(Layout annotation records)
════

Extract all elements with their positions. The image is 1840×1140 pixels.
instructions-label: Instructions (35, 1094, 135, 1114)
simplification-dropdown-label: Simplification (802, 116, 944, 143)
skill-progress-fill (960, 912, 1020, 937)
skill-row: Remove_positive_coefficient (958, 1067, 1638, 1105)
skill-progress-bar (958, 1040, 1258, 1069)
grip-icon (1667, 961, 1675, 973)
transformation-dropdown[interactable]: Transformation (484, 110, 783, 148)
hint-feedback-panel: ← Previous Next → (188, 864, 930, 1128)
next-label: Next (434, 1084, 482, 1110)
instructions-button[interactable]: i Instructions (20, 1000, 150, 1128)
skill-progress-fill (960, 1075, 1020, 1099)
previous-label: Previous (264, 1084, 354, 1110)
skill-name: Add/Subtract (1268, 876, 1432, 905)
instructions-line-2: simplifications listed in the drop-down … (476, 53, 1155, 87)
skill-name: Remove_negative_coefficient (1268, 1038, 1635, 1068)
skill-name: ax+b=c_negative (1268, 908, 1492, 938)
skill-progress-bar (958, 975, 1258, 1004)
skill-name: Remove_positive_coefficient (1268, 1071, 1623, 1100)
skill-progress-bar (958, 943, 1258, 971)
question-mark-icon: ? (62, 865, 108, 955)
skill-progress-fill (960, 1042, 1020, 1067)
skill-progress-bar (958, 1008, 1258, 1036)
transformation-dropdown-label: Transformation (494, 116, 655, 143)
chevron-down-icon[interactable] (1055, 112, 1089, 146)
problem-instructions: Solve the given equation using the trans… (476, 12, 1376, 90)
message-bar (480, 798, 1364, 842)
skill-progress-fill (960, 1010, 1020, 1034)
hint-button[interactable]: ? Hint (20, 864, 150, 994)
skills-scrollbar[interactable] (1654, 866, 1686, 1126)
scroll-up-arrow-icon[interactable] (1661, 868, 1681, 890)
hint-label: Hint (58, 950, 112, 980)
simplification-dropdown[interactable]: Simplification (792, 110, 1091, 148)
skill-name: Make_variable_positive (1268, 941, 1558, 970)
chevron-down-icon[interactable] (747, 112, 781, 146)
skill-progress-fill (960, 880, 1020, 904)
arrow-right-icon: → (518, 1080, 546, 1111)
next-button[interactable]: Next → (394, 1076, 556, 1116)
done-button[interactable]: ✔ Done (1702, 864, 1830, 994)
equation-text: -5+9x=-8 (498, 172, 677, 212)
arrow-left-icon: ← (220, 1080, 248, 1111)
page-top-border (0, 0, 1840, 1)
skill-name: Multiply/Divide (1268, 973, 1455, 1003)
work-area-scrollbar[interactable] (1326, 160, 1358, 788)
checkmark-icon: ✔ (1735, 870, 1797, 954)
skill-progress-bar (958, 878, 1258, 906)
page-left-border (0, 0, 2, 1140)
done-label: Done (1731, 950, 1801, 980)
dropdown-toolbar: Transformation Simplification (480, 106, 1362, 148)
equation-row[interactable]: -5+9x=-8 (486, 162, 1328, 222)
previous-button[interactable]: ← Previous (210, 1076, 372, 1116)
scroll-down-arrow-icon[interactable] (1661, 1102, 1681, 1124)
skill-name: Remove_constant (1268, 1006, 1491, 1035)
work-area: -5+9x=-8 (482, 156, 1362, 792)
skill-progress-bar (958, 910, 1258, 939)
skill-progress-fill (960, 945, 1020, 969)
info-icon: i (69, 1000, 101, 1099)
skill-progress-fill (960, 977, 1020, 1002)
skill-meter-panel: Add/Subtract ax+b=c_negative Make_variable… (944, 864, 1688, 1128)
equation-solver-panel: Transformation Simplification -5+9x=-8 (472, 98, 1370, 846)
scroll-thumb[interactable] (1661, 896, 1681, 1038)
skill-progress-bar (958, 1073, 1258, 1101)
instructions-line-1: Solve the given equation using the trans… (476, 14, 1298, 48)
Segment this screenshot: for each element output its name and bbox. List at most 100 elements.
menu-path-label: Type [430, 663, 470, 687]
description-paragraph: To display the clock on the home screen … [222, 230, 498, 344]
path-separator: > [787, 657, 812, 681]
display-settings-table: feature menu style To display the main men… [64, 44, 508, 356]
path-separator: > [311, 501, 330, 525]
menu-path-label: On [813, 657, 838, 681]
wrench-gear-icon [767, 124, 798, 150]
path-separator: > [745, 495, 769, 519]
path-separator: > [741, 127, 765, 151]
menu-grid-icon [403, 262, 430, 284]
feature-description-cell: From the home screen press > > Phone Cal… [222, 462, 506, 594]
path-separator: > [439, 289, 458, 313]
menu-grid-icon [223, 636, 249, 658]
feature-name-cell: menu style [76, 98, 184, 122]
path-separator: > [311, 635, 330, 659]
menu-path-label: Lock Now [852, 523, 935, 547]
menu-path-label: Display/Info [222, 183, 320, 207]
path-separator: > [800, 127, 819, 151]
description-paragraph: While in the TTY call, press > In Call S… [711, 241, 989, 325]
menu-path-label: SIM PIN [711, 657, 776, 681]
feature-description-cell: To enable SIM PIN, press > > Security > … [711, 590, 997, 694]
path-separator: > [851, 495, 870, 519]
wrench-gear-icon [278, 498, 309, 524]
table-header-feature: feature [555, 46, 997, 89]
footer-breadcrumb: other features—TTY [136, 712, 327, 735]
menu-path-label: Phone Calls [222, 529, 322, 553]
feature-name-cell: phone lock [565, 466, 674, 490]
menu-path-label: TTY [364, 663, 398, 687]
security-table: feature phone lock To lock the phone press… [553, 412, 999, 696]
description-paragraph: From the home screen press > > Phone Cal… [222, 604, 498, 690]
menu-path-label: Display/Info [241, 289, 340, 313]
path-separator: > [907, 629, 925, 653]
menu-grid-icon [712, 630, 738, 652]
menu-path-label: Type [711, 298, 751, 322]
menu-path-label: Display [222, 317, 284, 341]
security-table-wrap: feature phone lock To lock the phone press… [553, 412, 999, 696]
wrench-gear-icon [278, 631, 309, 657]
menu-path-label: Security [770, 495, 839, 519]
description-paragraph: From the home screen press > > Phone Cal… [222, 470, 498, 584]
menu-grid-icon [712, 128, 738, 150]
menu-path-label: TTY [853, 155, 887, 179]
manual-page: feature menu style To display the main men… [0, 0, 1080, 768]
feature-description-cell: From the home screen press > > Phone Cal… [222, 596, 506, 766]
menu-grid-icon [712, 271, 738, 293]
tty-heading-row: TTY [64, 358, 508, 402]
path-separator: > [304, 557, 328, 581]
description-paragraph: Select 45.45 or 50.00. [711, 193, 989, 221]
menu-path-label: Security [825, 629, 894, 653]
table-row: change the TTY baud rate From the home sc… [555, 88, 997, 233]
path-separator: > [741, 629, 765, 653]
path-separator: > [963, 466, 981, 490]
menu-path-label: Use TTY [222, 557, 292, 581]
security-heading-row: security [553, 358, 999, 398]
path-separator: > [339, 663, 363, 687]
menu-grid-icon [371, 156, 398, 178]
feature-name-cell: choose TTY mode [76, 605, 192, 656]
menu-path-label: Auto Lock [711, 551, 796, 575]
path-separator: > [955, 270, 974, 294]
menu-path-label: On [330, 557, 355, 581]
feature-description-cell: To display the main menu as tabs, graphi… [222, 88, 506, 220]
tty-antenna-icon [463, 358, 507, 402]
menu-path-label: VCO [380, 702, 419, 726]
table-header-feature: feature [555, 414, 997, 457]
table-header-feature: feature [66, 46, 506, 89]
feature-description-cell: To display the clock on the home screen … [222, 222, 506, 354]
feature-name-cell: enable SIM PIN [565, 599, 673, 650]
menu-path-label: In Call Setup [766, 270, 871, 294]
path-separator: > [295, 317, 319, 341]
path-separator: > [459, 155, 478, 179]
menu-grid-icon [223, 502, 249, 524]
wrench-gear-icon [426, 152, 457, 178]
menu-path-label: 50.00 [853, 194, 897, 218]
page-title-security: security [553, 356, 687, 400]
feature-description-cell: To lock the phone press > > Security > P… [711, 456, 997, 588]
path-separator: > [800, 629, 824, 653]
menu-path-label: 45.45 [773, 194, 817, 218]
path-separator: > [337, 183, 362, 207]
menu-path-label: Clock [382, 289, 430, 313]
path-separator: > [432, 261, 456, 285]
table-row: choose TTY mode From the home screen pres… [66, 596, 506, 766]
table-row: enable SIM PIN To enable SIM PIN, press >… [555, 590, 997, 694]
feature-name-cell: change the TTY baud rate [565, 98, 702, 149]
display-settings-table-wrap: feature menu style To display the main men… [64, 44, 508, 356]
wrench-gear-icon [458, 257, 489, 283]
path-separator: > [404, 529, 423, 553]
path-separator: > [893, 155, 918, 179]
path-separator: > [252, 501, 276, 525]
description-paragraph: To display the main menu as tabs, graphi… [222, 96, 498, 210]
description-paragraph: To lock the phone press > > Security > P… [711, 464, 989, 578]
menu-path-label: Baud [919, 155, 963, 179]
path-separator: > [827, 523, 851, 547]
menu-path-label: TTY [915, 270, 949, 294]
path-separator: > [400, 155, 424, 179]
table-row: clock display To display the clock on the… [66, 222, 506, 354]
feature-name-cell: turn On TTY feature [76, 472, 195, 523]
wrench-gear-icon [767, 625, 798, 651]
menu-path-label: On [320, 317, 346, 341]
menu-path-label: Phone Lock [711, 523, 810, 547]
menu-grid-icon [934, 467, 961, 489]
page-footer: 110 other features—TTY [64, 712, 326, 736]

════

_GOAL_: Return the lines of the material above exactly, from its first line up to and including the line that contains "hint-button[interactable]: ? Hint".

_THE ANSWER_:
Extract all elements with their positions. The image is 1840×1140 pixels.
instructions-label: Instructions (35, 1094, 135, 1114)
simplification-dropdown-label: Simplification (802, 116, 944, 143)
skill-progress-fill (960, 912, 1020, 937)
skill-row: Remove_positive_coefficient (958, 1067, 1638, 1105)
skill-progress-bar (958, 1040, 1258, 1069)
grip-icon (1667, 961, 1675, 973)
transformation-dropdown[interactable]: Transformation (484, 110, 783, 148)
hint-feedback-panel: ← Previous Next → (188, 864, 930, 1128)
next-label: Next (434, 1084, 482, 1110)
instructions-button[interactable]: i Instructions (20, 1000, 150, 1128)
skill-progress-fill (960, 1075, 1020, 1099)
previous-label: Previous (264, 1084, 354, 1110)
skill-name: Add/Subtract (1268, 876, 1432, 905)
instructions-line-2: simplifications listed in the drop-down … (476, 53, 1155, 87)
skill-name: Remove_negative_coefficient (1268, 1038, 1635, 1068)
skill-name: ax+b=c_negative (1268, 908, 1492, 938)
skill-progress-bar (958, 975, 1258, 1004)
skill-name: Remove_positive_coefficient (1268, 1071, 1623, 1100)
skill-progress-bar (958, 943, 1258, 971)
question-mark-icon: ? (62, 865, 108, 955)
skill-progress-fill (960, 1042, 1020, 1067)
skill-progress-bar (958, 1008, 1258, 1036)
transformation-dropdown-label: Transformation (494, 116, 655, 143)
chevron-down-icon[interactable] (1055, 112, 1089, 146)
problem-instructions: Solve the given equation using the trans… (476, 12, 1376, 90)
message-bar (480, 798, 1364, 842)
skill-progress-fill (960, 1010, 1020, 1034)
hint-button[interactable]: ? Hint (20, 864, 150, 994)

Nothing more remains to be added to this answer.